_Stated problem_.
Only the pictures are omitted; repeat all other data exactly.

# # # # # # #

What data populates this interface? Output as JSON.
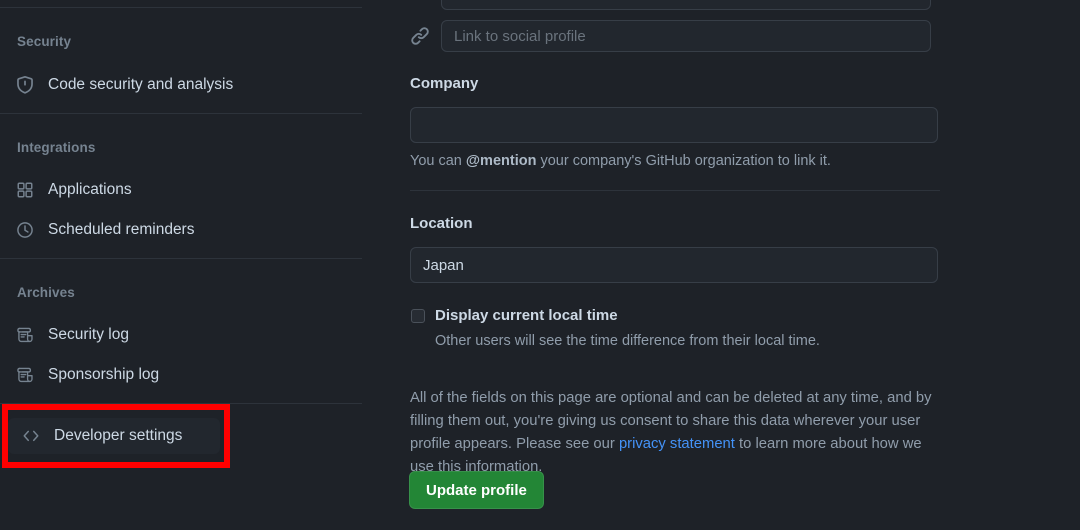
{
  "theme": {
    "page_bg": "#1e2228",
    "panel_bg": "#22272e",
    "border": "#373e47",
    "divider": "#2d333b",
    "text": "#cdd9e5",
    "muted": "#768390",
    "link": "#4493f8",
    "button_green": "#238636",
    "highlight_red": "#ff0000"
  },
  "sidebar": {
    "groups": [
      {
        "title": "Security",
        "items": [
          {
            "label": "Code security and analysis",
            "icon": "shield-icon"
          }
        ]
      },
      {
        "title": "Integrations",
        "items": [
          {
            "label": "Applications",
            "icon": "apps-grid-icon"
          },
          {
            "label": "Scheduled reminders",
            "icon": "clock-icon"
          }
        ]
      },
      {
        "title": "Archives",
        "items": [
          {
            "label": "Security log",
            "icon": "log-scroll-icon"
          },
          {
            "label": "Sponsorship log",
            "icon": "log-scroll-icon"
          }
        ]
      }
    ],
    "footer_item": {
      "label": "Developer settings",
      "icon": "code-brackets-icon"
    }
  },
  "main": {
    "social_profile": {
      "icon": "link-icon",
      "placeholder": "Link to social profile",
      "value": ""
    },
    "company": {
      "label": "Company",
      "value": "",
      "placeholder": "",
      "help_prefix": "You can ",
      "help_mention": "@mention",
      "help_suffix": " your company's GitHub organization to link it."
    },
    "location": {
      "label": "Location",
      "value": "Japan",
      "placeholder": ""
    },
    "local_time": {
      "label": "Display current local time",
      "sublabel": "Other users will see the time difference from their local time.",
      "checked": false
    },
    "legal": {
      "part1": "All of the fields on this page are optional and can be deleted at any time, and by filling them out, you're giving us consent to share this data wherever your user profile appears. Please see our ",
      "link": "privacy statement",
      "part2": " to learn more about how we use this information."
    },
    "update_button": "Update profile"
  }
}
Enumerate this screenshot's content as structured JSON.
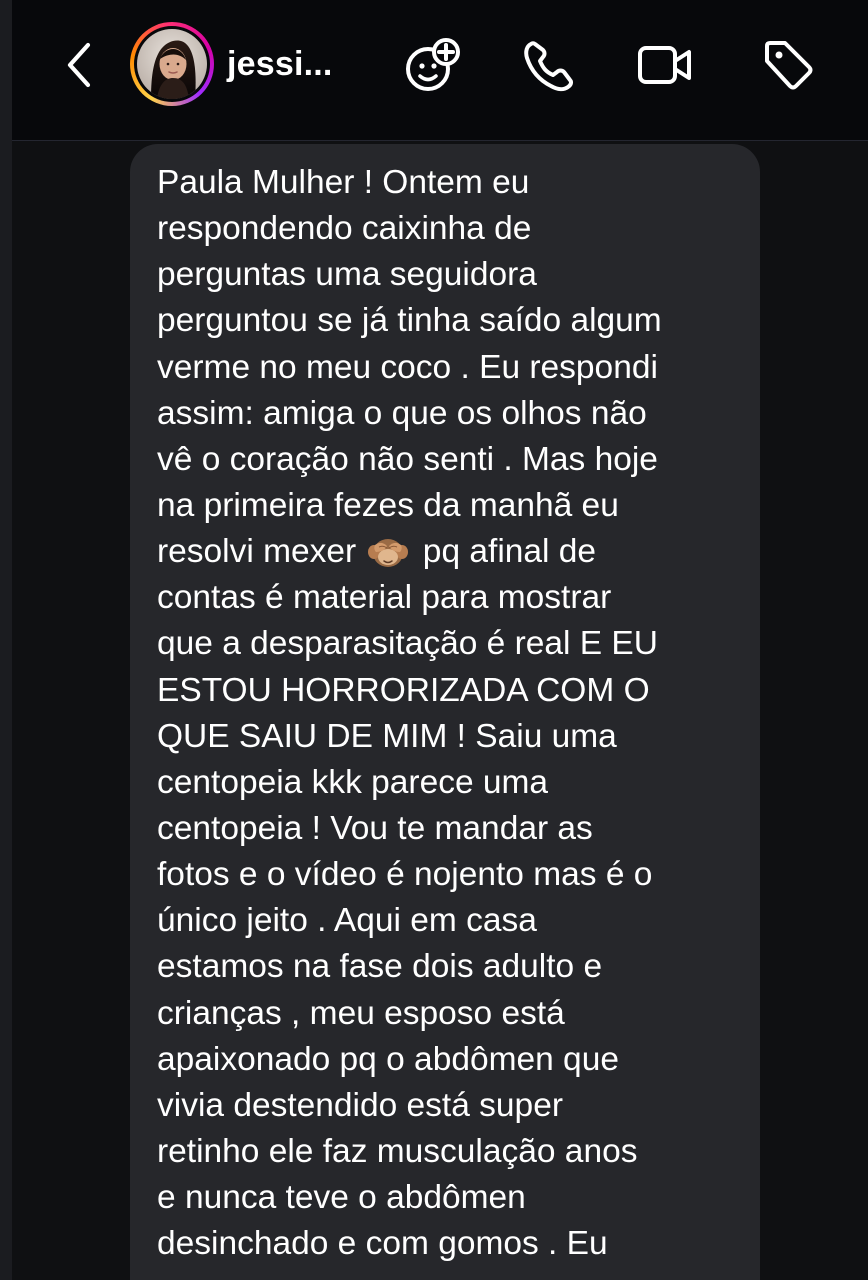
{
  "header": {
    "username": "jessi...",
    "back_icon": "chevron-left-icon",
    "effects_icon": "sticker-effects-icon",
    "call_icon": "phone-icon",
    "video_icon": "video-camera-icon",
    "tag_icon": "tag-icon"
  },
  "message": {
    "lines": [
      "Paula Mulher ! Ontem eu",
      "respondendo caixinha de",
      "perguntas uma seguidora",
      "perguntou se já tinha saído algum",
      "verme no meu coco . Eu respondi",
      "assim: amiga o que os olhos não",
      "vê o coração não senti . Mas hoje",
      "na primeira fezes da manhã eu",
      {
        "before": "resolvi mexer ",
        "emoji": "see-no-evil-monkey-icon",
        "after": " pq afinal de"
      },
      "contas é material para mostrar",
      "que a desparasitação é real E EU",
      "ESTOU HORRORIZADA COM O",
      "QUE SAIU DE MIM ! Saiu uma",
      "centopeia kkk parece uma",
      "centopeia ! Vou te mandar as",
      "fotos e o vídeo é nojento mas é o",
      "único jeito . Aqui em casa",
      "estamos na fase dois adulto e",
      "crianças , meu esposo está",
      "apaixonado pq o abdômen que",
      "vivia destendido está super",
      "retinho ele faz musculação anos",
      "e nunca teve o abdômen",
      "desinchado e com gomos . Eu"
    ]
  },
  "colors": {
    "header_background": "#07080b",
    "bubble_background": "#26272b",
    "text": "#ffffff",
    "story_ring": [
      "#ffd34a",
      "#ff8a00",
      "#ff2f73",
      "#d600a8",
      "#9f2cff"
    ]
  }
}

# # # # # # #

_In response_.
What data populates this interface? Output as JSON.
{
  "theme": {
    "page_bg": "#1e2228",
    "panel_bg": "#22272e",
    "border": "#373e47",
    "divider": "#2d333b",
    "text": "#cdd9e5",
    "muted": "#768390",
    "link": "#4493f8",
    "button_green": "#238636",
    "highlight_red": "#ff0000"
  },
  "sidebar": {
    "groups": [
      {
        "title": "Security",
        "items": [
          {
            "label": "Code security and analysis",
            "icon": "shield-icon"
          }
        ]
      },
      {
        "title": "Integrations",
        "items": [
          {
            "label": "Applications",
            "icon": "apps-grid-icon"
          },
          {
            "label": "Scheduled reminders",
            "icon": "clock-icon"
          }
        ]
      },
      {
        "title": "Archives",
        "items": [
          {
            "label": "Security log",
            "icon": "log-scroll-icon"
          },
          {
            "label": "Sponsorship log",
            "icon": "log-scroll-icon"
          }
        ]
      }
    ],
    "footer_item": {
      "label": "Developer settings",
      "icon": "code-brackets-icon"
    }
  },
  "main": {
    "social_profile": {
      "icon": "link-icon",
      "placeholder": "Link to social profile",
      "value": ""
    },
    "company": {
      "label": "Company",
      "value": "",
      "placeholder": "",
      "help_prefix": "You can ",
      "help_mention": "@mention",
      "help_suffix": " your company's GitHub organization to link it."
    },
    "location": {
      "label": "Location",
      "value": "Japan",
      "placeholder": ""
    },
    "local_time": {
      "label": "Display current local time",
      "sublabel": "Other users will see the time difference from their local time.",
      "checked": false
    },
    "legal": {
      "part1": "All of the fields on this page are optional and can be deleted at any time, and by filling them out, you're giving us consent to share this data wherever your user profile appears. Please see our ",
      "link": "privacy statement",
      "part2": " to learn more about how we use this information."
    },
    "update_button": "Update profile"
  }
}
Enumerate this screenshot's content as structured JSON.
{
  "header": {
    "username": "jessi...",
    "back_icon": "chevron-left-icon",
    "effects_icon": "sticker-effects-icon",
    "call_icon": "phone-icon",
    "video_icon": "video-camera-icon",
    "tag_icon": "tag-icon"
  },
  "message": {
    "lines": [
      "Paula Mulher ! Ontem eu",
      "respondendo caixinha de",
      "perguntas uma seguidora",
      "perguntou se já tinha saído algum",
      "verme no meu coco . Eu respondi",
      "assim: amiga o que os olhos não",
      "vê o coração não senti . Mas hoje",
      "na primeira fezes da manhã eu",
      {
        "before": "resolvi mexer ",
        "emoji": "see-no-evil-monkey-icon",
        "after": " pq afinal de"
      },
      "contas é material para mostrar",
      "que a desparasitação é real E EU",
      "ESTOU HORRORIZADA COM O",
      "QUE SAIU DE MIM ! Saiu uma",
      "centopeia kkk parece uma",
      "centopeia ! Vou te mandar as",
      "fotos e o vídeo é nojento mas é o",
      "único jeito . Aqui em casa",
      "estamos na fase dois adulto e",
      "crianças , meu esposo está",
      "apaixonado pq o abdômen que",
      "vivia destendido está super",
      "retinho ele faz musculação anos",
      "e nunca teve o abdômen",
      "desinchado e com gomos . Eu"
    ]
  },
  "colors": {
    "header_background": "#07080b",
    "bubble_background": "#26272b",
    "text": "#ffffff",
    "story_ring": [
      "#ffd34a",
      "#ff8a00",
      "#ff2f73",
      "#d600a8",
      "#9f2cff"
    ]
  }
}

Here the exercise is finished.